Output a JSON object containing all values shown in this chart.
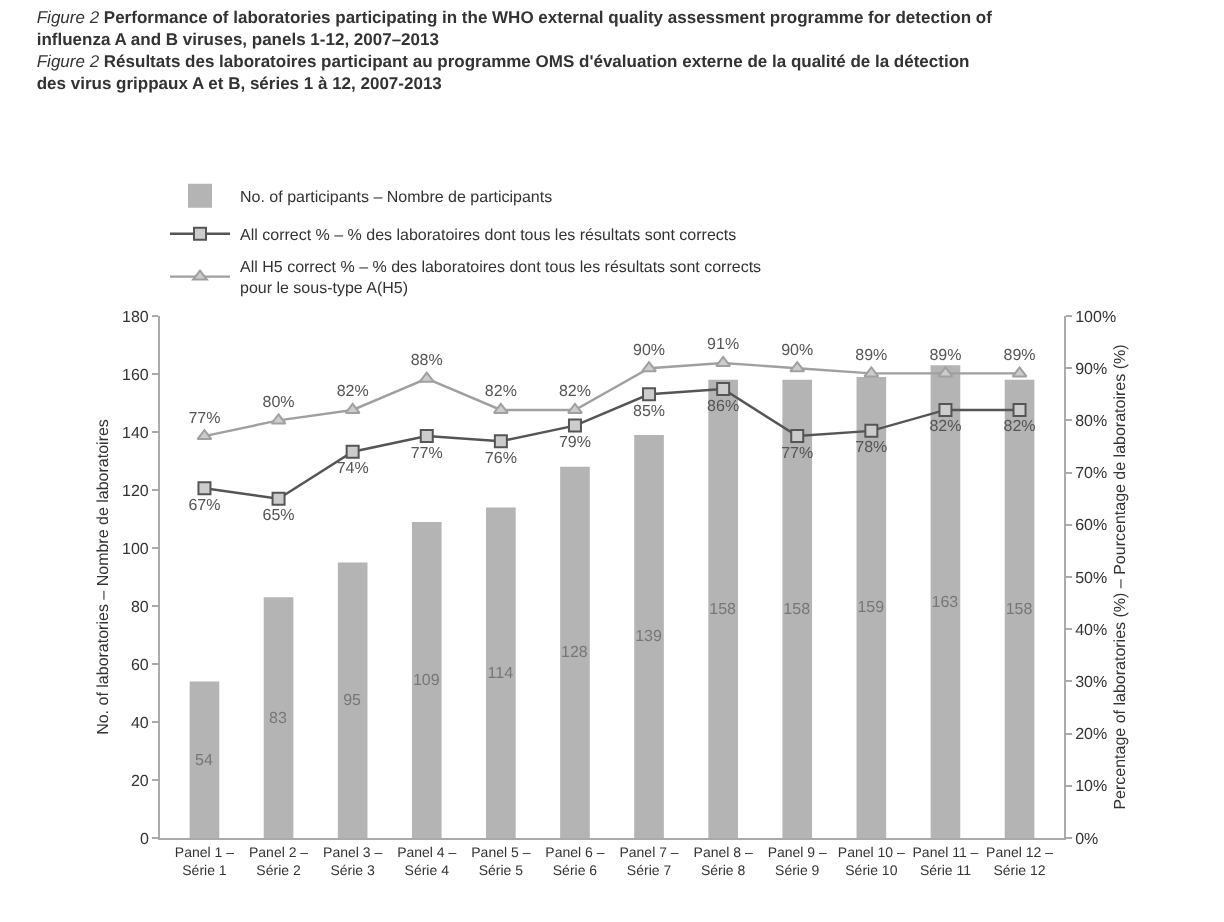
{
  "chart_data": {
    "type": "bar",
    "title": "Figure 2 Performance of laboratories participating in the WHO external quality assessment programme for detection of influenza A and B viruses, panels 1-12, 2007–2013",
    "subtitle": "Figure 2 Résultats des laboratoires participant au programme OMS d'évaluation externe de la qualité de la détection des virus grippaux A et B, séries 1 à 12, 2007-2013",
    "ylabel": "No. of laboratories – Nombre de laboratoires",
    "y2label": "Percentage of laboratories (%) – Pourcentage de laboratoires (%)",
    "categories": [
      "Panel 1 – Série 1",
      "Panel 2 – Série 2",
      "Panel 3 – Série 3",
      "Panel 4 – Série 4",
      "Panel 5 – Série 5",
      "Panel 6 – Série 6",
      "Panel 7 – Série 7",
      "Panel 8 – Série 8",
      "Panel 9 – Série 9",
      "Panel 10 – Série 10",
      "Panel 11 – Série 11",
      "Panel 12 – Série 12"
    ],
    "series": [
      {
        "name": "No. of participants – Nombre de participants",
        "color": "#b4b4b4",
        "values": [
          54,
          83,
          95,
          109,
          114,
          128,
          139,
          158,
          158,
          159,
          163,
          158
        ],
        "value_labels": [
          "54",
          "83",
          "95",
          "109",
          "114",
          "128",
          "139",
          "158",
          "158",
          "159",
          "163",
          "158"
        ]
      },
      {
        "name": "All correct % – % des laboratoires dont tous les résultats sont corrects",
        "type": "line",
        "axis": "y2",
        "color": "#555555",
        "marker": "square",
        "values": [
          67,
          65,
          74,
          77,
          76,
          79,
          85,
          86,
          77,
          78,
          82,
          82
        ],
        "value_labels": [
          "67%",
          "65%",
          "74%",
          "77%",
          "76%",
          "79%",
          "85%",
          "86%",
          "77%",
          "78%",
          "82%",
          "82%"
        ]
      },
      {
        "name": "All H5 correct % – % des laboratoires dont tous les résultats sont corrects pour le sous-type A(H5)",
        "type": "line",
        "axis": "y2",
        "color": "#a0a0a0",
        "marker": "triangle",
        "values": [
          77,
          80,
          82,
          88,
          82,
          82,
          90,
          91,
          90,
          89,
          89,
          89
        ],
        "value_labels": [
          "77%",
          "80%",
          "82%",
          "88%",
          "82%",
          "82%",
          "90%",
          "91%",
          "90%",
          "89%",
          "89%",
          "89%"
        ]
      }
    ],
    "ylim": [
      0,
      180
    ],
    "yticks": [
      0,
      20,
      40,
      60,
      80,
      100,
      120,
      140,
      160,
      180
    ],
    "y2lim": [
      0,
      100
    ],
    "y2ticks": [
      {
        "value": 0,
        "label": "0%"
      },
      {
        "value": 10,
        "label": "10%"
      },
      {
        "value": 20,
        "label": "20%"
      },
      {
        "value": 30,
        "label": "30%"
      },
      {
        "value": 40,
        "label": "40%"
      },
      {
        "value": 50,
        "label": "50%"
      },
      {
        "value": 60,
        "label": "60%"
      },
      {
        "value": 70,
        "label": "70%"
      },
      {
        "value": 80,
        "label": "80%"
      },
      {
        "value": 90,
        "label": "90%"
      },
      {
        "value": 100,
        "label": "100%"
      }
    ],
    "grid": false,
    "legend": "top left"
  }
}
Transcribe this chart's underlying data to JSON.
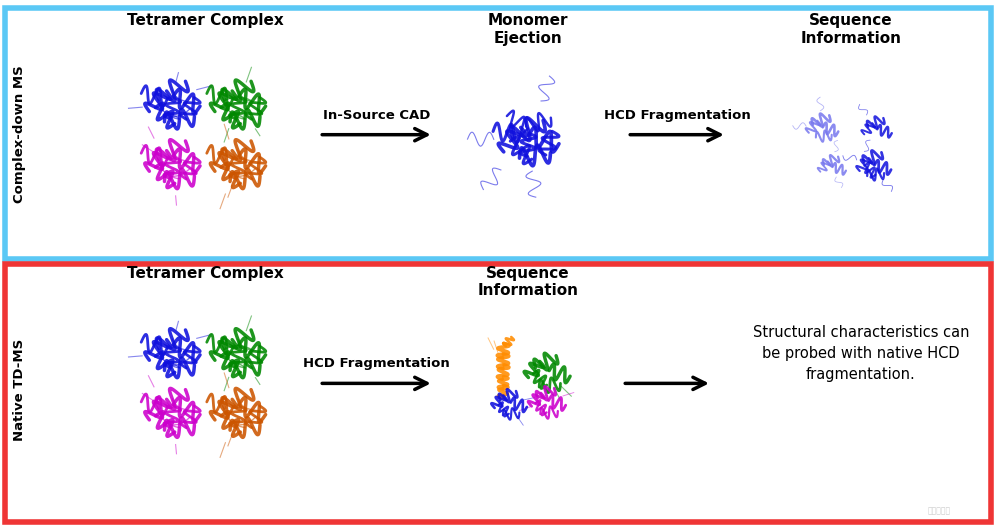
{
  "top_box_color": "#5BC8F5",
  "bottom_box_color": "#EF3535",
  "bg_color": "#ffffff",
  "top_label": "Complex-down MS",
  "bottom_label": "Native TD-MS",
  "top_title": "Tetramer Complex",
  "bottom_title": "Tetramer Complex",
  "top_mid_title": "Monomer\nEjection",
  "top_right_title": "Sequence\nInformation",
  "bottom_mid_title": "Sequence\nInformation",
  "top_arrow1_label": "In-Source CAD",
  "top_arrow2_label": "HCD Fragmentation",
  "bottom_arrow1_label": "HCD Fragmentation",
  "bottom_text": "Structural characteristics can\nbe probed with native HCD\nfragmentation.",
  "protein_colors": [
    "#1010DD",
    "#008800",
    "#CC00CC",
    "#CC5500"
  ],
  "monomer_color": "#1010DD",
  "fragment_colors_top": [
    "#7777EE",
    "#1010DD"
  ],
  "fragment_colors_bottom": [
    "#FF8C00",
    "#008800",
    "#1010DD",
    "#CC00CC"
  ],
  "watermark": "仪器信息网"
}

════════════════

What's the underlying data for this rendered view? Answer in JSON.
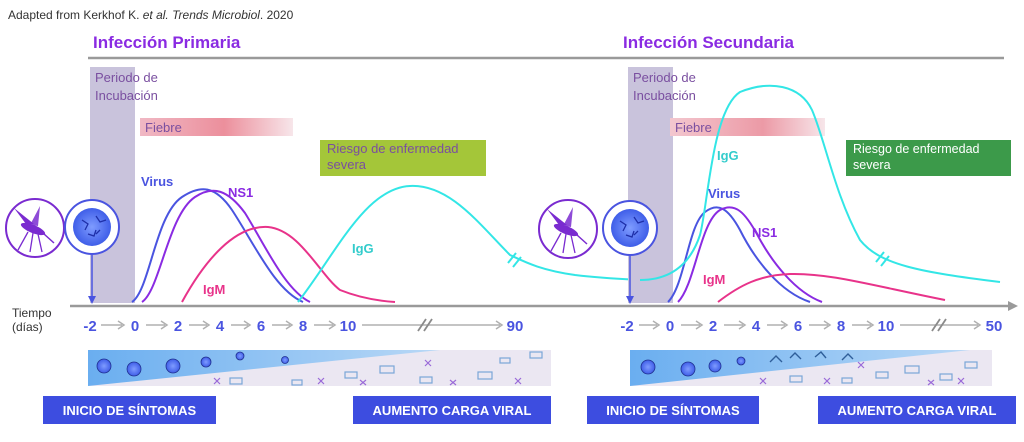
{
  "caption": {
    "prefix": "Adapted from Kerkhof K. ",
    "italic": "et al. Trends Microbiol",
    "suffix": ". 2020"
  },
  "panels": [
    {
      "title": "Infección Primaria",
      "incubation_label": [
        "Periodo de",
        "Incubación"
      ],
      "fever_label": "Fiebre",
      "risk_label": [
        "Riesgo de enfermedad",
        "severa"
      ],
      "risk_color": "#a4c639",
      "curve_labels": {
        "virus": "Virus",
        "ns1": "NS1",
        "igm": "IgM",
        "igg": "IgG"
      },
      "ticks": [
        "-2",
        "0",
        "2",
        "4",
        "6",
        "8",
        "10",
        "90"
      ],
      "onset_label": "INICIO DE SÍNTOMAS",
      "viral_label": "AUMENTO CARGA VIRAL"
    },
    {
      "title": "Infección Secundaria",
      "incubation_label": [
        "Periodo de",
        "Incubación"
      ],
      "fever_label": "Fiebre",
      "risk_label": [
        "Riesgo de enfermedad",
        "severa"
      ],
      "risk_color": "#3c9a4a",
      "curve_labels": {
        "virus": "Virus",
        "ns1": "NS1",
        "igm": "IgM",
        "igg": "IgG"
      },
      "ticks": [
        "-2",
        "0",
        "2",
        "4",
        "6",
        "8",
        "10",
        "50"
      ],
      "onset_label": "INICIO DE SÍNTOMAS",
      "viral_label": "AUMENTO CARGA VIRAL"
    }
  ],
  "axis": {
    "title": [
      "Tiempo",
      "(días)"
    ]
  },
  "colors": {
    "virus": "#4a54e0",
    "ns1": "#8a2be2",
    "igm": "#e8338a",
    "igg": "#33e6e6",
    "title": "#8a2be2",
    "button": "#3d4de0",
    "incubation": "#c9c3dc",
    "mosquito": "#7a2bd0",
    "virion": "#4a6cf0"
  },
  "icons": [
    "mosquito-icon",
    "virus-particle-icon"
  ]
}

════════════════

WORK TASK: Scan the material above for the string "name", returning each line that contains it.

ANSWER TO THIS TASK:
        "name": "No. of participants – Nombre de participants",
        "name": "All correct % – % des laboratoires dont tous les résultats sont corrects",
        "name": "All H5 correct % – % des laboratoires dont tous les résultats sont corrects pour le sous-type A(H5)",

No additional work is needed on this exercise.